→ **Task material**:

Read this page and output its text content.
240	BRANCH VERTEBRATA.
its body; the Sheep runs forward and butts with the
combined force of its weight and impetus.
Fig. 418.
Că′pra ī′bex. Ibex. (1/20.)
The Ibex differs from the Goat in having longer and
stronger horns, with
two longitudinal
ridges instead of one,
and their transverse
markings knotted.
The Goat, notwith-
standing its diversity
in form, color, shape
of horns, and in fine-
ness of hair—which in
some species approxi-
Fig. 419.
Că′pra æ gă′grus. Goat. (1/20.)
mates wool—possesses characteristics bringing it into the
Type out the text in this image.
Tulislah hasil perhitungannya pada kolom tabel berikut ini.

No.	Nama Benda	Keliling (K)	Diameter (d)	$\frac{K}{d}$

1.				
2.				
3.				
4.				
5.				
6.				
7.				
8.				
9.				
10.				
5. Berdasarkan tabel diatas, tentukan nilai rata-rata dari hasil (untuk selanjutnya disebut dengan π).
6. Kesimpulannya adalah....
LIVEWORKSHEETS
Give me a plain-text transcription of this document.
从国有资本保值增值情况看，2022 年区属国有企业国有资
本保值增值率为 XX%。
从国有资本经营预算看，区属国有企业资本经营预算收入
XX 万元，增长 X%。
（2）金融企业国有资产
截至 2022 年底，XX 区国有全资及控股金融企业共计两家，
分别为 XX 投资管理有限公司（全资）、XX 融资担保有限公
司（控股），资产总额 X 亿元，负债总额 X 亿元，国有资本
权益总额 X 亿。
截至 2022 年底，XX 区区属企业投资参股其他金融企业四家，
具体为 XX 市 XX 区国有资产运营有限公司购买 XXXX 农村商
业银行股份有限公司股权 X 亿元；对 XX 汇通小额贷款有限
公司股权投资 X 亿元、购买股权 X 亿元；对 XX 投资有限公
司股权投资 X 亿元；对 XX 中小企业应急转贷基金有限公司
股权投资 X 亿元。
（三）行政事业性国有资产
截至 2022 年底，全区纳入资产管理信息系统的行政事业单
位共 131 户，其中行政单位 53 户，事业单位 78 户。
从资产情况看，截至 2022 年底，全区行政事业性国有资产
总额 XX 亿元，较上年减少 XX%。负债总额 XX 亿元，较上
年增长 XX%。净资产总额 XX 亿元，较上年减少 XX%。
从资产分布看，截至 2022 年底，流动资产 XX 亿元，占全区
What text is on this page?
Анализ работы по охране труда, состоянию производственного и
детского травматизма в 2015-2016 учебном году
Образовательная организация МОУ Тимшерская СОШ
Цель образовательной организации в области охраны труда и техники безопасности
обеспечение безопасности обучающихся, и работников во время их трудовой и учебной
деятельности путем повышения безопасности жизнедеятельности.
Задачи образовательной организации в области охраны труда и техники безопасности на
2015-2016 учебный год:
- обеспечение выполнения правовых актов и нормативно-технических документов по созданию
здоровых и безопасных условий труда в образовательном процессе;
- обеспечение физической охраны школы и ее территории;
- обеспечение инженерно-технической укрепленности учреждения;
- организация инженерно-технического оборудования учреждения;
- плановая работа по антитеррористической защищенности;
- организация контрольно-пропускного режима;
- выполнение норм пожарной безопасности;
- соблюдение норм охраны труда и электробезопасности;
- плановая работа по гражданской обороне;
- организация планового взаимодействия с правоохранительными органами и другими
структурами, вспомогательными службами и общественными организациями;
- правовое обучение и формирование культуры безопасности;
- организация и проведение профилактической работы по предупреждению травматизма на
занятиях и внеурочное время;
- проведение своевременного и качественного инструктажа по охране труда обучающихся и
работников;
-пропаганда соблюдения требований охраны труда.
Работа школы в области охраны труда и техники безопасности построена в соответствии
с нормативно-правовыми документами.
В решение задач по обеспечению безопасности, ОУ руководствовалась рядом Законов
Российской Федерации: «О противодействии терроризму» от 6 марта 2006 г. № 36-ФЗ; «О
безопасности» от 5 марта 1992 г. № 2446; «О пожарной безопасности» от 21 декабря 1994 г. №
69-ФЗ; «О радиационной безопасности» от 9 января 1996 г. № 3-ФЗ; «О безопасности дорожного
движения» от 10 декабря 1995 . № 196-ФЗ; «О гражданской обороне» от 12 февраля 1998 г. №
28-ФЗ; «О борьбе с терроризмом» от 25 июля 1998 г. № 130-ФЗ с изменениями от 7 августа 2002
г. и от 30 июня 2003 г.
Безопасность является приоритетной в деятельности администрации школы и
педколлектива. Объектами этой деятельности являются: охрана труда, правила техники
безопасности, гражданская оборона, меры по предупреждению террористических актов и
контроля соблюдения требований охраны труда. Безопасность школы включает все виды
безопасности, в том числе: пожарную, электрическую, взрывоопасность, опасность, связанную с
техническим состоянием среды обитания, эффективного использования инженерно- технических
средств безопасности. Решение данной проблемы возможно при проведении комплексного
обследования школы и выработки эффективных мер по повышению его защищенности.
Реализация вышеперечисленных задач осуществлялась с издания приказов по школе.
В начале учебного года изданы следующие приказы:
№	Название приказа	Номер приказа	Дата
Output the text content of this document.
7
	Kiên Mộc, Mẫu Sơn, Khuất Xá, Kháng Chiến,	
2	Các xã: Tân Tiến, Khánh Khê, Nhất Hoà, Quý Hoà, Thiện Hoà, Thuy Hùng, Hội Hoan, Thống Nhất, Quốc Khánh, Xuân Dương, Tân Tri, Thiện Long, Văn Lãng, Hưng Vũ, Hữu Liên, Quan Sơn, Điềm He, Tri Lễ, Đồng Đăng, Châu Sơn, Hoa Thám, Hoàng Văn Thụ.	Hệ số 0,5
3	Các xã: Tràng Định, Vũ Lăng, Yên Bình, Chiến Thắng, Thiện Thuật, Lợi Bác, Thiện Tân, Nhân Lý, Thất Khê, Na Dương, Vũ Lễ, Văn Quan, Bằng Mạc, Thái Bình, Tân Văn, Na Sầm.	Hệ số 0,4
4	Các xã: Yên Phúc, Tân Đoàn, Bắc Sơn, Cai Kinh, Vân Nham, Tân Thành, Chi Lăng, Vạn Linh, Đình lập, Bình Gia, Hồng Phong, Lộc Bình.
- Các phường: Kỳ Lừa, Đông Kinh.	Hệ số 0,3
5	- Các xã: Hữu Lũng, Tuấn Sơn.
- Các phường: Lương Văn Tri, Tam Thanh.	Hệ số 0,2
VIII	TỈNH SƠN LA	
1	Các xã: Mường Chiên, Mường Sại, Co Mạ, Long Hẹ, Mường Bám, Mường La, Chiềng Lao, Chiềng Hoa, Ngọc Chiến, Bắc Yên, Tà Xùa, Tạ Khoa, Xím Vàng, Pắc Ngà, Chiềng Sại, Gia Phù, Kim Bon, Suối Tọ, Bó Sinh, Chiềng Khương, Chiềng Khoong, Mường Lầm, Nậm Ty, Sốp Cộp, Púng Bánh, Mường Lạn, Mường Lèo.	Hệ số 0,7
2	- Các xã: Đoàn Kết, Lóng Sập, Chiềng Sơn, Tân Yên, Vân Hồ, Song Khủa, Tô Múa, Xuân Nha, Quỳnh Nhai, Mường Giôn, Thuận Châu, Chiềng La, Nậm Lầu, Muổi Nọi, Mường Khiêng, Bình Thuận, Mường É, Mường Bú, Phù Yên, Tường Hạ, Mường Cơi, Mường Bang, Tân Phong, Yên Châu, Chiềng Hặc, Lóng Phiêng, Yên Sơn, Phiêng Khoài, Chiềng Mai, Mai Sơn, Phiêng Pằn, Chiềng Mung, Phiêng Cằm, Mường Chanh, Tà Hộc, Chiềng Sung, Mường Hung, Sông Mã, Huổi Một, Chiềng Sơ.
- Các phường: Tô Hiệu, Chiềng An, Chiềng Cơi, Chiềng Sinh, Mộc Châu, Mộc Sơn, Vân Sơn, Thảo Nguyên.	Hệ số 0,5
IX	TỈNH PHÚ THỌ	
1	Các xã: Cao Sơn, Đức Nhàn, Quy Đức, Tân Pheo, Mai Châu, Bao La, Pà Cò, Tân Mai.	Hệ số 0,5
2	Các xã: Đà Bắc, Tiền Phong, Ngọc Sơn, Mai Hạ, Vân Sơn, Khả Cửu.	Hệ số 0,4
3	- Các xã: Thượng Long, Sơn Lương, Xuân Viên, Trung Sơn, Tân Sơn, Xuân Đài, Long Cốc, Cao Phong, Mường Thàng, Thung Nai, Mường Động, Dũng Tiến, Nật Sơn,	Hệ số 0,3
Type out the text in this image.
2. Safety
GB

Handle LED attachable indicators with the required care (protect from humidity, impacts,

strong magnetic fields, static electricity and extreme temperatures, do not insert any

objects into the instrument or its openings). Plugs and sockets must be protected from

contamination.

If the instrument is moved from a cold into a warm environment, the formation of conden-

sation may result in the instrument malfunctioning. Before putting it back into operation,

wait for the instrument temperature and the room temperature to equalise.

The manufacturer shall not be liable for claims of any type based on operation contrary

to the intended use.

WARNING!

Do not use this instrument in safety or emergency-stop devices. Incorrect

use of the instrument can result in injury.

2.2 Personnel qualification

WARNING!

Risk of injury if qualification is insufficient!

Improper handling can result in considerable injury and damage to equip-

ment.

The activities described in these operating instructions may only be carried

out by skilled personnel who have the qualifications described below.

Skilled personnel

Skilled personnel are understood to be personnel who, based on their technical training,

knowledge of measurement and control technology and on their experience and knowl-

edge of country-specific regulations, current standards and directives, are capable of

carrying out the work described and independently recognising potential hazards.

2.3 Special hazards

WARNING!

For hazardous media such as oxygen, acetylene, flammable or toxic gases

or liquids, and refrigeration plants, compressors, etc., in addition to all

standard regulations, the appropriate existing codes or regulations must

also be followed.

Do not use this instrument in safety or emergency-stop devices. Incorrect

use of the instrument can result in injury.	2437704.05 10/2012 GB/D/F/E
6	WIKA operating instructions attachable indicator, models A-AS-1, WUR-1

→ **Instructions for the task**:
Copy all lines from the material that hold "Quan".

→ **Solved problem**:
2	Các xã: Tân Tiến, Khánh Khê, Nhất Hoà, Quý Hoà, Thiện Hoà, Thuy Hùng, Hội Hoan, Thống Nhất, Quốc Khánh, Xuân Dương, Tân Tri, Thiện Long, Văn Lãng, Hưng Vũ, Hữu Liên, Quan Sơn, Điềm He, Tri Lễ, Đồng Đăng, Châu Sơn, Hoa Thám, Hoàng Văn Thụ.	Hệ số 0,5
3	Các xã: Tràng Định, Vũ Lăng, Yên Bình, Chiến Thắng, Thiện Thuật, Lợi Bác, Thiện Tân, Nhân Lý, Thất Khê, Na Dương, Vũ Lễ, Văn Quan, Bằng Mạc, Thái Bình, Tân Văn, Na Sầm.	Hệ số 0,4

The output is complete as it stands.